▶ Directive
Examine each line of the data. Copy those that contain the string "amount".

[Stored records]
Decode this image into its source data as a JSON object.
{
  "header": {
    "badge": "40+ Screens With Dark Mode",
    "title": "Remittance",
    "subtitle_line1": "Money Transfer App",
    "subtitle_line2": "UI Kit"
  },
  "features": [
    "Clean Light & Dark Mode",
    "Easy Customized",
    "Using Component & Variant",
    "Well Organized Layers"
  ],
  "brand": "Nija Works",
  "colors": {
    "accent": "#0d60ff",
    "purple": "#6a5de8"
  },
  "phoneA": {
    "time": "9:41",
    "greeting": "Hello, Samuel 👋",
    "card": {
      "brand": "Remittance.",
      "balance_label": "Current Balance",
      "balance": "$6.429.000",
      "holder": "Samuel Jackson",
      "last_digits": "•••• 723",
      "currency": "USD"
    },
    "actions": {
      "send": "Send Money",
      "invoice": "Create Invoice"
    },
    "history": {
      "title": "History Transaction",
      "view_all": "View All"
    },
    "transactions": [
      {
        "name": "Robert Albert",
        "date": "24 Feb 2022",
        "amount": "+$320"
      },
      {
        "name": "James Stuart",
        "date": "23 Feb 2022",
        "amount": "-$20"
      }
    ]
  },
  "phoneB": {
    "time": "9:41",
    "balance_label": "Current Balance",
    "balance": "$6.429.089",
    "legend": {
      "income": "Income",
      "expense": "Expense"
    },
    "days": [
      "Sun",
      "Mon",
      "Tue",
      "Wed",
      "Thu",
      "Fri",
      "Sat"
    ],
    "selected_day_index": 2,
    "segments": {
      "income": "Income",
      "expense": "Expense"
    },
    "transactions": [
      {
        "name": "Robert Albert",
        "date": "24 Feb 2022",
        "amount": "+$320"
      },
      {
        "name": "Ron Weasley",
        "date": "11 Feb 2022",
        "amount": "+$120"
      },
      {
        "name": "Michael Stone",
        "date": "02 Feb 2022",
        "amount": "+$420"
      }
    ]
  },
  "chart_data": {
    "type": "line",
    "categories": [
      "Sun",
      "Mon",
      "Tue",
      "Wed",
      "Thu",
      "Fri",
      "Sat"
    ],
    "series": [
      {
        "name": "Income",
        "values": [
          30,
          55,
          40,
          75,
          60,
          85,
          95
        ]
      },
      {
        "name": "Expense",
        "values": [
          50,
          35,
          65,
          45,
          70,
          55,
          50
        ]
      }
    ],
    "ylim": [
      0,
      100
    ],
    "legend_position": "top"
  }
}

▶ Reply to the exercise
        "amount": "+$320"
        "amount": "-$20"
        "amount": "+$320"
        "amount": "+$120"
        "amount": "+$420"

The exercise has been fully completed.